> **Problem description**
Search the entries below. Return every line that has "been" in it.

> **Supplied records**
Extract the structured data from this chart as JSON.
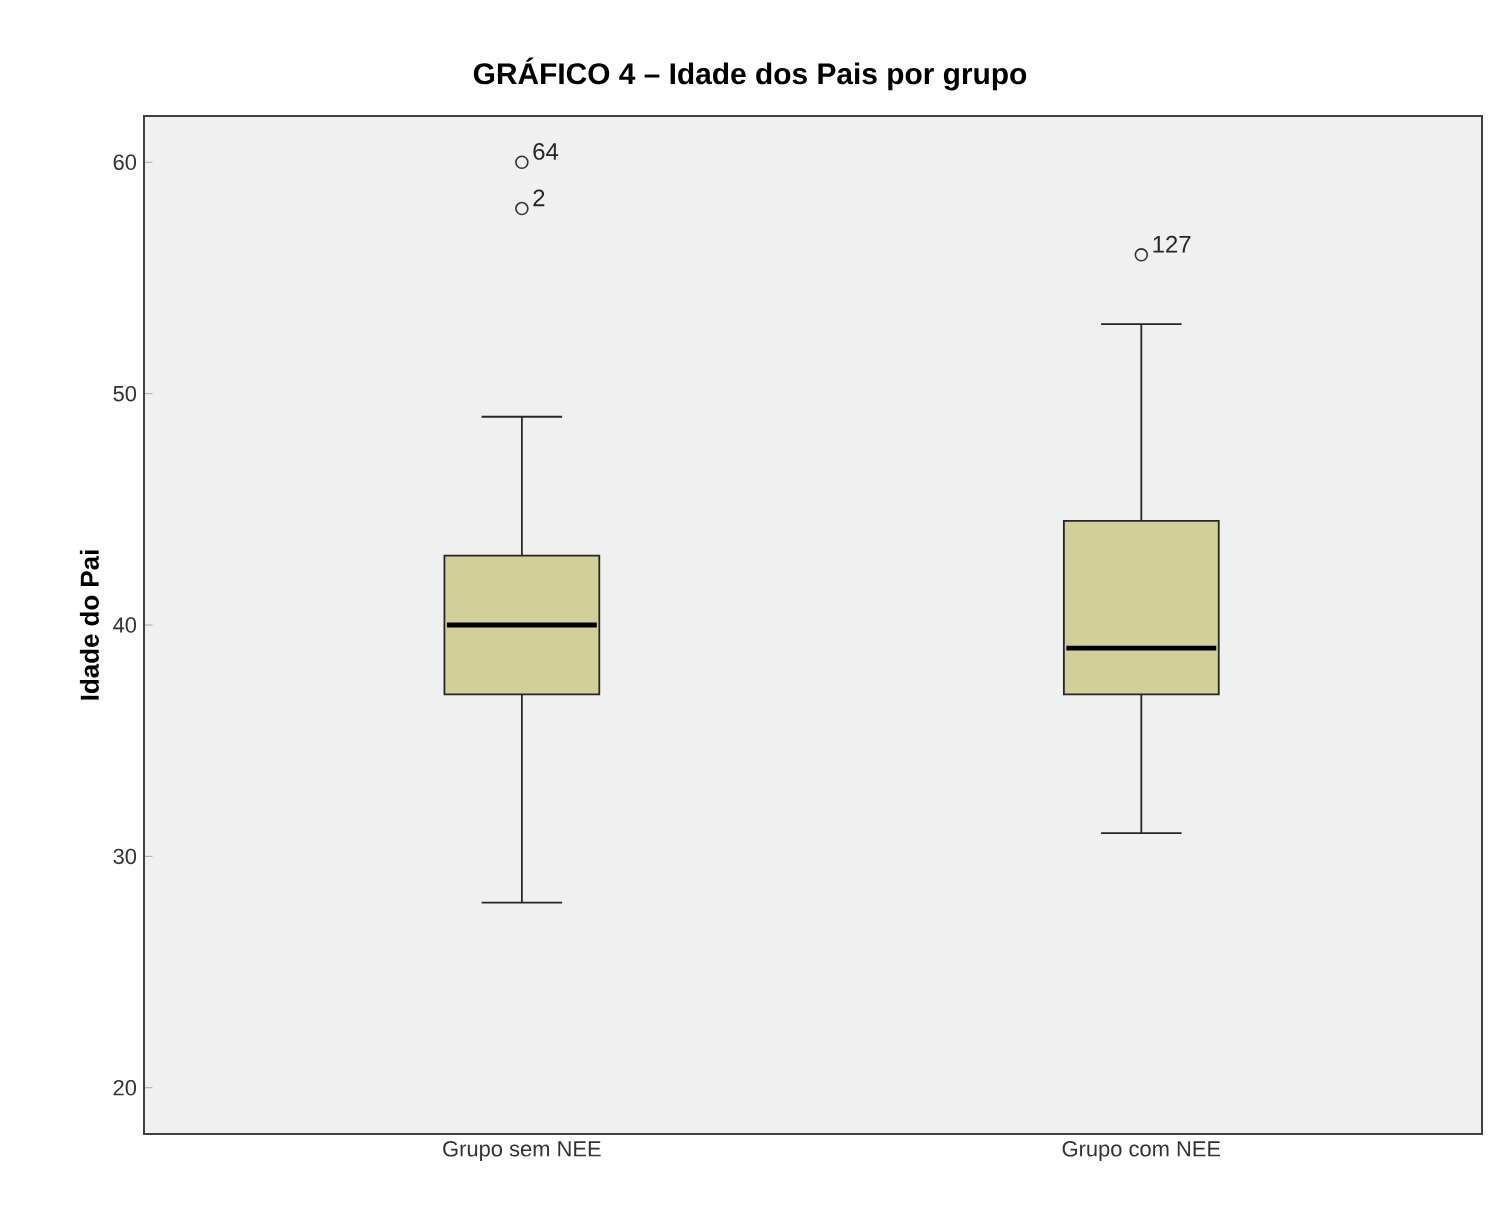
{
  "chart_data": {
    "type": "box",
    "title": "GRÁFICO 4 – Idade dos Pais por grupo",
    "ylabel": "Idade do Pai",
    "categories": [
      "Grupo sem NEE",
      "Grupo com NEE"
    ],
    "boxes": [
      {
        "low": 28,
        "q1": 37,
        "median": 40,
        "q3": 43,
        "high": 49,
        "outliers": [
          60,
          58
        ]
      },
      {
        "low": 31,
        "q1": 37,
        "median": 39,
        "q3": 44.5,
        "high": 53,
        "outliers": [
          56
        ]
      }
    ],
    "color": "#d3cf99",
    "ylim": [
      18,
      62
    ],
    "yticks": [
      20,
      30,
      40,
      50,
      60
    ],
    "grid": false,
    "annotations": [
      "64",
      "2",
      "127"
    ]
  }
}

--

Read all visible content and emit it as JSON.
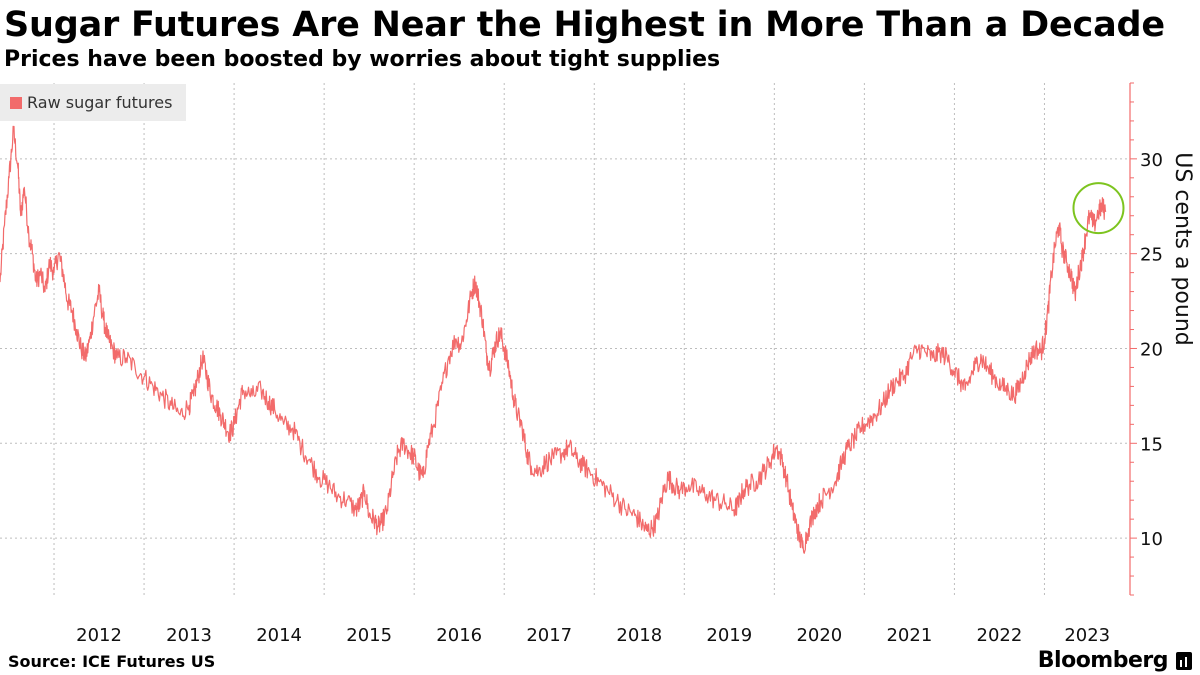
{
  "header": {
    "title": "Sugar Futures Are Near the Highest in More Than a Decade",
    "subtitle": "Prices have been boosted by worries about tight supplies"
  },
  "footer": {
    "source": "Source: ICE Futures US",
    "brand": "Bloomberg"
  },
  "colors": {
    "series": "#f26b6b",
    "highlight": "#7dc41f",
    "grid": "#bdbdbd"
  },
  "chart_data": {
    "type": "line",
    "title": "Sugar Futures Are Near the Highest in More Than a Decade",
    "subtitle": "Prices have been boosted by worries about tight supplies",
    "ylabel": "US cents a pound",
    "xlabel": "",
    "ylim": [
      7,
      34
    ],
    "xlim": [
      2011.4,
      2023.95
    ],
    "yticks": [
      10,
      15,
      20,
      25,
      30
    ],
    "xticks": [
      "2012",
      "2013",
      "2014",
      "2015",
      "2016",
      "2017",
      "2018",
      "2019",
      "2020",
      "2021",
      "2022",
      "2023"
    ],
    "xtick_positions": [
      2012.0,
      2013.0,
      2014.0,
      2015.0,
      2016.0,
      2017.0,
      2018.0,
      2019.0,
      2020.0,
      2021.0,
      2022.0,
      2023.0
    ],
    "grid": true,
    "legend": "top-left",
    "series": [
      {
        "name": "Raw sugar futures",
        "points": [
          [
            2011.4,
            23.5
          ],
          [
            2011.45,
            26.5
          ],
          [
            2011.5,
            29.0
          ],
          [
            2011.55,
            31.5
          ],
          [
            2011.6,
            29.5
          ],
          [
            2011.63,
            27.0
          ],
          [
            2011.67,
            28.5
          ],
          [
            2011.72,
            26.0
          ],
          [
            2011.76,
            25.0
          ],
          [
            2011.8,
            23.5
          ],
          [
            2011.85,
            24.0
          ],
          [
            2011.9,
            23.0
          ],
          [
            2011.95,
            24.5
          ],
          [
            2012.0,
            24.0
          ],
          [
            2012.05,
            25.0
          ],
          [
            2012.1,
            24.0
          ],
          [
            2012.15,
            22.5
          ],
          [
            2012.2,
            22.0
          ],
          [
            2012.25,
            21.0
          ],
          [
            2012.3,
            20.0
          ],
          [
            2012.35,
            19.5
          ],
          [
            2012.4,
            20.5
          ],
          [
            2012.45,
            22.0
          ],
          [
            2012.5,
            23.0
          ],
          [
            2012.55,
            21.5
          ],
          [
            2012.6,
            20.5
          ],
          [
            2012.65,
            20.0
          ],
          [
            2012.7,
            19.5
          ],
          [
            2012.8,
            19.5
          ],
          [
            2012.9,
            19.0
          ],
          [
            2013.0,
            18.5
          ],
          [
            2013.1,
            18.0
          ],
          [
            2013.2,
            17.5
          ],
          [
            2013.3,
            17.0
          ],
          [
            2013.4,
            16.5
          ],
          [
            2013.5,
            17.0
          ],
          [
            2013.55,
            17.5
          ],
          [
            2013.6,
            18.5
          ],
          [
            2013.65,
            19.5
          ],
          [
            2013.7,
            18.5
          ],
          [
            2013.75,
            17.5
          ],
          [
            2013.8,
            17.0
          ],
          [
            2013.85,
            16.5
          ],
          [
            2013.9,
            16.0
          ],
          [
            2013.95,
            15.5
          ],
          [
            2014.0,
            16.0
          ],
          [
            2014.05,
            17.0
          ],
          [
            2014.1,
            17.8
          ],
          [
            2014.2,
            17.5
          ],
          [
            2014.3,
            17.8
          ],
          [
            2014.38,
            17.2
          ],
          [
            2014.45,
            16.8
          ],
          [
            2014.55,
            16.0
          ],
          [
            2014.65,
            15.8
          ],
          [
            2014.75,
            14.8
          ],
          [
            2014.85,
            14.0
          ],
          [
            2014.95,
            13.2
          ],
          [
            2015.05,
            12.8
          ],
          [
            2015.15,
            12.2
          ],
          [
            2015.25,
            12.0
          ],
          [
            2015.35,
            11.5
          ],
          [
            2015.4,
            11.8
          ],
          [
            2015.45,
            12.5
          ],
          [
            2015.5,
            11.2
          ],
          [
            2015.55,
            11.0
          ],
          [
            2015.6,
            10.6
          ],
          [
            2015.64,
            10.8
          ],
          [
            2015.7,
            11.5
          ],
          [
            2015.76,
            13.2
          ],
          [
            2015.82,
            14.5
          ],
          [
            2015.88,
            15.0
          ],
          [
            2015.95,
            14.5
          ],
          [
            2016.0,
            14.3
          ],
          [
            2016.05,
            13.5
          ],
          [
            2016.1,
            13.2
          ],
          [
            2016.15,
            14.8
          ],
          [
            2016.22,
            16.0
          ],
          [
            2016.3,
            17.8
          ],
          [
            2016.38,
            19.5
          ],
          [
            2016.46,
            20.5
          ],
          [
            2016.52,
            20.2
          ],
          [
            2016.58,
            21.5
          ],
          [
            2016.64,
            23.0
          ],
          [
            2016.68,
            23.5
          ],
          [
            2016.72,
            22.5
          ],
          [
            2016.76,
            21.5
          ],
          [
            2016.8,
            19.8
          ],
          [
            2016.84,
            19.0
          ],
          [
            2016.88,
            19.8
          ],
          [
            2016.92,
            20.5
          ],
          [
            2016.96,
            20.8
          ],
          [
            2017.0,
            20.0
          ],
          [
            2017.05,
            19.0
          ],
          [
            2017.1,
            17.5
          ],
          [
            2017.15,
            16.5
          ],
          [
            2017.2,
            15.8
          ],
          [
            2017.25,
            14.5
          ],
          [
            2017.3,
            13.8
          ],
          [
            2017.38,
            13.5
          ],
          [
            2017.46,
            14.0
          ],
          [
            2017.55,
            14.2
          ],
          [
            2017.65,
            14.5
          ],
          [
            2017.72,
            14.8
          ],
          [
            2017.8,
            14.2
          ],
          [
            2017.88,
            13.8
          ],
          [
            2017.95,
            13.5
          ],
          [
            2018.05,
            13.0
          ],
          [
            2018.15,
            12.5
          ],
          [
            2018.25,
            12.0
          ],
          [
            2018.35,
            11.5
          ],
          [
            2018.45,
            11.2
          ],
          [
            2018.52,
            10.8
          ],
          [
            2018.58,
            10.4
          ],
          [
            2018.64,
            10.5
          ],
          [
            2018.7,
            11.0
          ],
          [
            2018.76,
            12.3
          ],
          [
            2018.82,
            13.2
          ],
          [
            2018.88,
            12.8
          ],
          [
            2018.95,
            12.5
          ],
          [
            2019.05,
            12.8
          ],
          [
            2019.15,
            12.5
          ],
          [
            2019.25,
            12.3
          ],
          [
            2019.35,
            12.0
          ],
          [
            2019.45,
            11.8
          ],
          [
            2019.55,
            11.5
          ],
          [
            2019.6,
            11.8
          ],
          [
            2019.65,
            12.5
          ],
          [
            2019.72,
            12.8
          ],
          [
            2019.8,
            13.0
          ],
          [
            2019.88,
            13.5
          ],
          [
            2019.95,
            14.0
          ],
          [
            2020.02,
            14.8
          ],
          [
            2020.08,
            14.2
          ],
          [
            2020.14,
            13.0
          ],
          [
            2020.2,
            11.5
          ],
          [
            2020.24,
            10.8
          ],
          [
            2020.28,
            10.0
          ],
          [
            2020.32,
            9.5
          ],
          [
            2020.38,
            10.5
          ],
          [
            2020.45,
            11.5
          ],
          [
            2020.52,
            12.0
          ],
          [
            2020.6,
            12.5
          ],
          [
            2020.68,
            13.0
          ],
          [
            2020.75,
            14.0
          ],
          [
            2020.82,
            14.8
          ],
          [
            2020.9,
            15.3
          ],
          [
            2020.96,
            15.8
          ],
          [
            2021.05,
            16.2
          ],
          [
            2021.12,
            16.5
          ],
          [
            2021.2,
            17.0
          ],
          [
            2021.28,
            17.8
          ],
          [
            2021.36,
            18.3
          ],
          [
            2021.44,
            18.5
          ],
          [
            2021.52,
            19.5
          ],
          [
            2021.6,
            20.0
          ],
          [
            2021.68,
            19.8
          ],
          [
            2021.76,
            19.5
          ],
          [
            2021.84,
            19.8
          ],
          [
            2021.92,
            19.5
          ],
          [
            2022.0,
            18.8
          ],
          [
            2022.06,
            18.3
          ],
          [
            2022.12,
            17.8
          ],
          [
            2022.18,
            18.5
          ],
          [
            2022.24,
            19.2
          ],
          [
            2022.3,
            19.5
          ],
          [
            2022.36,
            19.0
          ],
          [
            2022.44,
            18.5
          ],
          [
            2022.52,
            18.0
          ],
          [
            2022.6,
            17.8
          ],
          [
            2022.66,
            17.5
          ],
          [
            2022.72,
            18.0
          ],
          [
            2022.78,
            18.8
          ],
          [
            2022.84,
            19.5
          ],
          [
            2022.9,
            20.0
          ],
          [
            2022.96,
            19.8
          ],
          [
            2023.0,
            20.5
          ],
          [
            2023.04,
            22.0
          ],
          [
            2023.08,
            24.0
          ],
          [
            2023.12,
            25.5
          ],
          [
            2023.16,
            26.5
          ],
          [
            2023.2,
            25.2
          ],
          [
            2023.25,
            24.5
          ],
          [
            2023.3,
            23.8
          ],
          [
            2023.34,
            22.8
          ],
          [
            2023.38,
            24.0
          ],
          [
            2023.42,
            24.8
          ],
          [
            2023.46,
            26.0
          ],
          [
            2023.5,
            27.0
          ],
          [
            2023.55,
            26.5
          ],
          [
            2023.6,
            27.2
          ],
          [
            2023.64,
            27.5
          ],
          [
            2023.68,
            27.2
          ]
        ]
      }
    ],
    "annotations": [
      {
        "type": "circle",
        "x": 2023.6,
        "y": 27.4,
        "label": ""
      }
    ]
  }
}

> **Written response**
    "subtitle": "Prices have been boosted by worries about tight supplies"
    "subtitle": "Prices have been boosted by worries about tight supplies",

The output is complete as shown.